## BRIEF
Collect all lines containing the word "figures" from the data.
+++
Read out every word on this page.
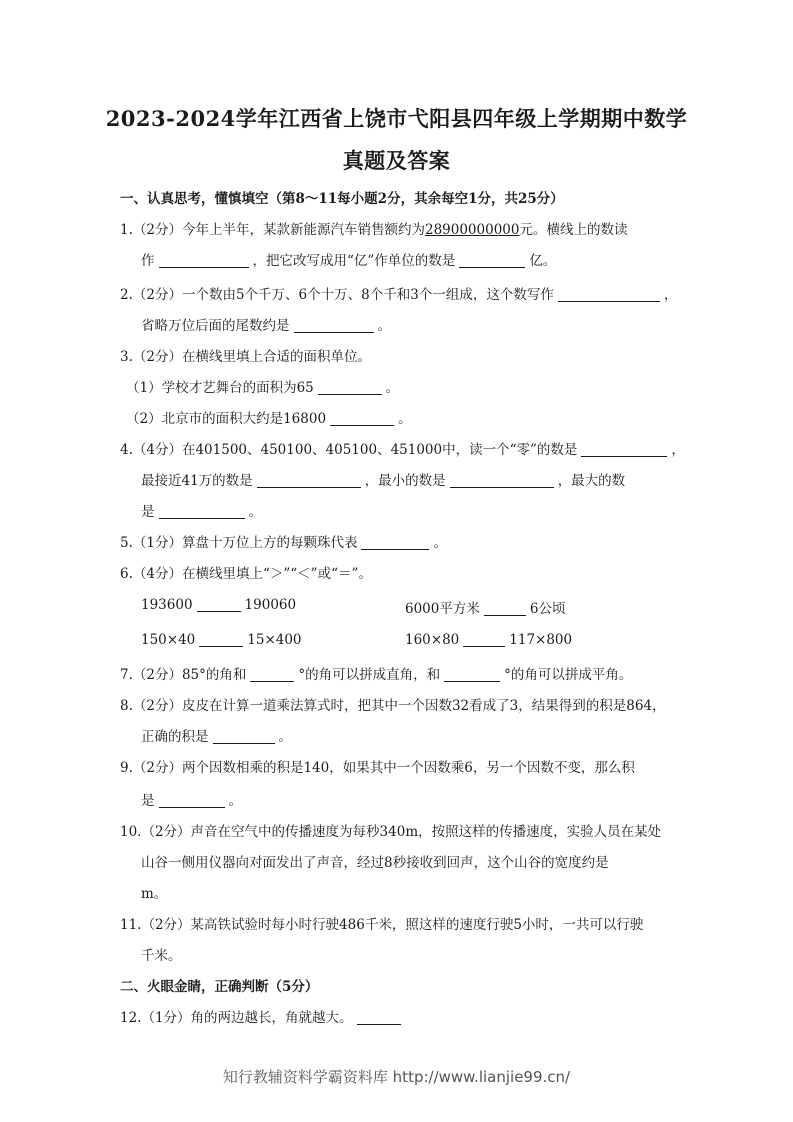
2023-2024学年江西省上饶市弋阳县四年级上学期期中数学
真题及答案
一、认真思考，懂慎填空（第8～11每小题2分，其余每空1分，共25分）
1.（2分）今年上半年，某款新能源汽车销售额约为28900000000元。横线上的数读
作	，把它改写成用“亿”作单位的数是	亿。
2.（2分）一个数由5个千万、6个十万、8个千和3个一组成，这个数写作	，
省略万位后面的尾数约是	。
3.（2分）在横线里填上合适的面积单位。
（1）学校才艺舞台的面积为65	。
（2）北京市的面积大约是16800	。
4.（4分）在401500、450100、405100、451000中，读一个“零”的数是	，
最接近41万的数是	，最小的数是	，最大的数
是	。
5.（1分）算盘十万位上方的每颗珠代表	。
6.（4分）在横线里填上“＞”“＜”或“＝”。
193600	190060	6000平方米	6公顷
150×40	15×400	160×80	117×800
7.（2分）85°的角和	°的角可以拼成直角，和	°的角可以拼成平角。
8.（2分）皮皮在计算一道乘法算式时，把其中一个因数32看成了3，结果得到的积是864，
正确的积是	。
9.（2分）两个因数相乘的积是140，如果其中一个因数乘6，另一个因数不变，那么积
是	。
10.（2分）声音在空气中的传播速度为每秒340m，按照这样的传播速度，实验人员在某处
山谷一侧用仪器向对面发出了声音，经过8秒接收到回声，这个山谷的宽度约是
m。
11.（2分）某高铁试验时每小时行驶486千米，照这样的速度行驶5小时，一共可以行驶
千米。
二、火眼金睛，正确判断（5分）
12.（1分）角的两边越长，角就越大。
知行教辅资料学霸资料库 http://www.lianjie99.cn/
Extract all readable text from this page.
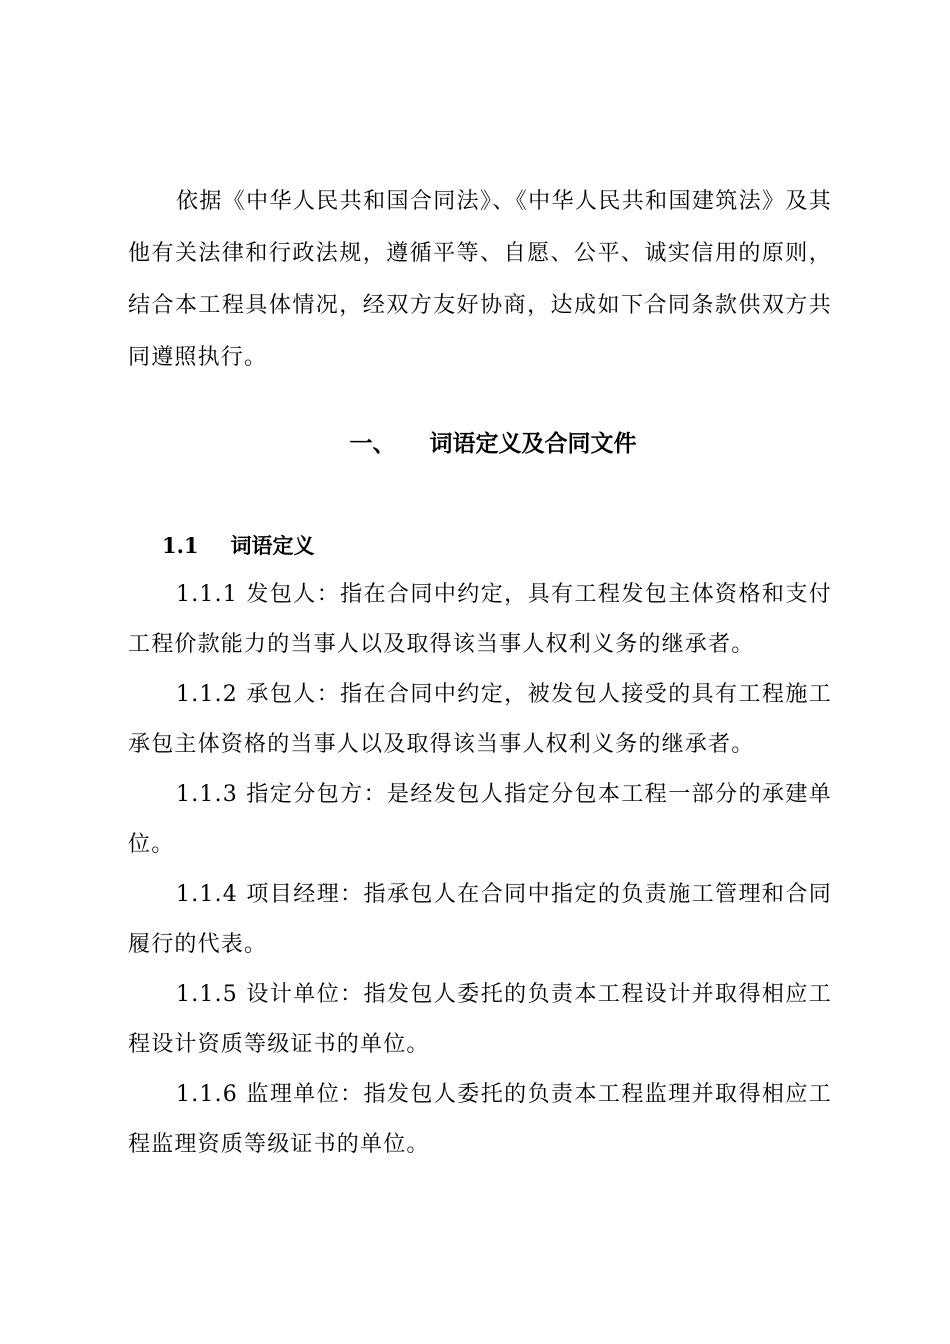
依据《中华人民共和国合同法》、《中华人民共和国建筑法》及其他有关法律和行政法规，遵循平等、自愿、公平、诚实信用的原则，结合本工程具体情况，经双方友好协商，达成如下合同条款供双方共同遵照执行。

一、 词语定义及合同文件
1.1 词语定义
1.1.1 发包人：指在合同中约定，具有工程发包主体资格和支付工程价款能力的当事人以及取得该当事人权利义务的继承者。
1.1.2 承包人：指在合同中约定，被发包人接受的具有工程施工承包主体资格的当事人以及取得该当事人权利义务的继承者。
1.1.3 指定分包方：是经发包人指定分包本工程一部分的承建单位。
1.1.4 项目经理：指承包人在合同中指定的负责施工管理和合同履行的代表。
1.1.5 设计单位：指发包人委托的负责本工程设计并取得相应工程设计资质等级证书的单位。
1.1.6 监理单位：指发包人委托的负责本工程监理并取得相应工程监理资质等级证书的单位。
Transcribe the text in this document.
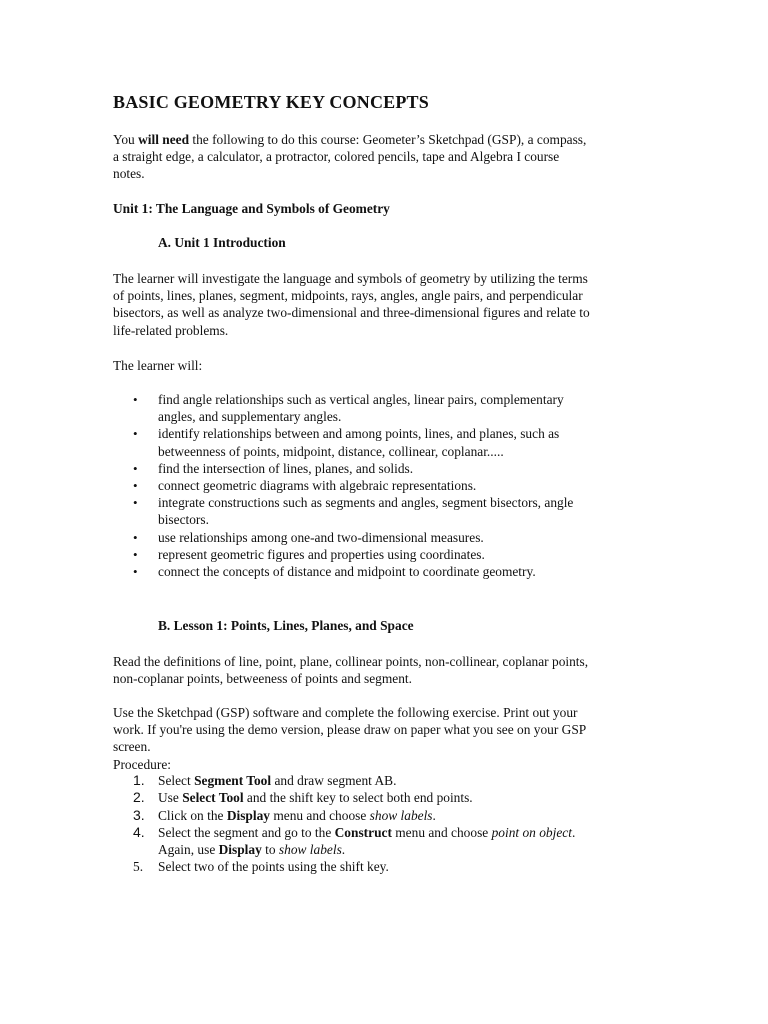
BASIC GEOMETRY KEY CONCEPTS
You will need the following to do this course: Geometer’s Sketchpad (GSP), a compass,
a straight edge, a calculator, a protractor, colored pencils, tape and Algebra I course
notes.
Unit 1: The Language and Symbols of Geometry
A. Unit 1 Introduction
The learner will investigate the language and symbols of geometry by utilizing the terms
of points, lines, planes, segment, midpoints, rays, angles, angle pairs, and perpendicular
bisectors, as well as analyze two-dimensional and three-dimensional figures and relate to
life-related problems.
The learner will:
• find angle relationships such as vertical angles, linear pairs, complementary
angles, and supplementary angles.
• identify relationships between and among points, lines, and planes, such as
betweenness of points, midpoint, distance, collinear, coplanar.....
• find the intersection of lines, planes, and solids.
• connect geometric diagrams with algebraic representations.
• integrate constructions such as segments and angles, segment bisectors, angle
bisectors.
• use relationships among one-and two-dimensional measures.
• represent geometric figures and properties using coordinates.
• connect the concepts of distance and midpoint to coordinate geometry.
B. Lesson 1: Points, Lines, Planes, and Space
Read the definitions of line, point, plane, collinear points, non-collinear, coplanar points,
non-coplanar points, betweeness of points and segment.
Use the Sketchpad (GSP) software and complete the following exercise. Print out your
work. If you're using the demo version, please draw on paper what you see on your GSP
screen.
Procedure:
1. Select Segment Tool and draw segment AB.
2. Use Select Tool and the shift key to select both end points.
3. Click on the Display menu and choose show labels.
4. Select the segment and go to the Construct menu and choose point on object.
Again, use Display to show labels.
5. Select two of the points using the shift key.
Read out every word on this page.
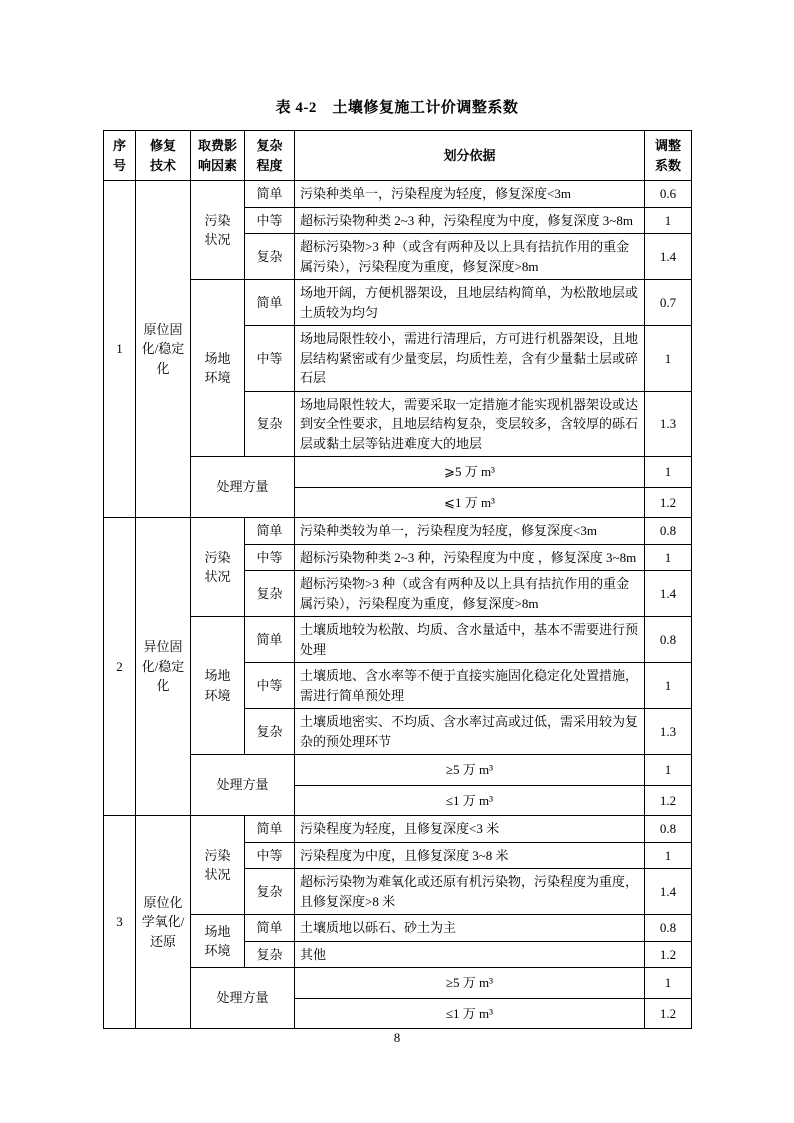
表 4-2　土壤修复施工计价调整系数
序号	修复技术	取费影响因素	复杂程度	划分依据	调整系数
1	原位固化/稳定化	污染状况	简单	污染种类单一，污染程度为轻度，修复深度<3m	0.6
			中等	超标污染物种类 2~3 种，污染程度为中度，修复深度 3~8m	1
			复杂	超标污染物>3 种（或含有两种及以上具有拮抗作用的重金属污染），污染程度为重度，修复深度>8m	1.4
		场地环境	简单	场地开阔，方便机器架设，且地层结构简单，为松散地层或土质较为均匀	0.7
			中等	场地局限性较小，需进行清理后，方可进行机器架设，且地层结构紧密或有少量变层，均质性差，含有少量黏土层或碎石层	1
			复杂	场地局限性较大，需要采取一定措施才能实现机器架设或达到安全性要求，且地层结构复杂，变层较多，含较厚的砾石层或黏土层等钻进难度大的地层	1.3
		处理方量		⩾5 万 m³	1
				⩽1 万 m³	1.2
2	异位固化/稳定化	污染状况	简单	污染种类较为单一，污染程度为轻度，修复深度<3m	0.8
			中等	超标污染物种类 2~3 种，污染程度为中度 ，修复深度 3~8m	1
			复杂	超标污染物>3 种（或含有两种及以上具有拮抗作用的重金属污染），污染程度为重度，修复深度>8m	1.4
		场地环境	简单	土壤质地较为松散、均质、含水量适中，基本不需要进行预处理	0.8
			中等	土壤质地、含水率等不便于直接实施固化稳定化处置措施，需进行简单预处理	1
			复杂	土壤质地密实、不均质、含水率过高或过低，需采用较为复杂的预处理环节	1.3
		处理方量		≥5 万 m³	1
				≤1 万 m³	1.2
3	原位化学氧化/还原	污染状况	简单	污染程度为轻度，且修复深度<3 米	0.8
			中等	污染程度为中度，且修复深度 3~8 米	1
			复杂	超标污染物为难氧化或还原有机污染物，污染程度为重度，且修复深度>8 米	1.4
		场地环境	简单	土壤质地以砾石、砂土为主	0.8
			复杂	其他	1.2
		处理方量		≥5 万 m³	1
				≤1 万 m³	1.2
8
+++
## THE ANSWER
bisectors, as well as analyze two-dimensional and three-dimensional figures and relate to
• represent geometric figures and properties using coordinates.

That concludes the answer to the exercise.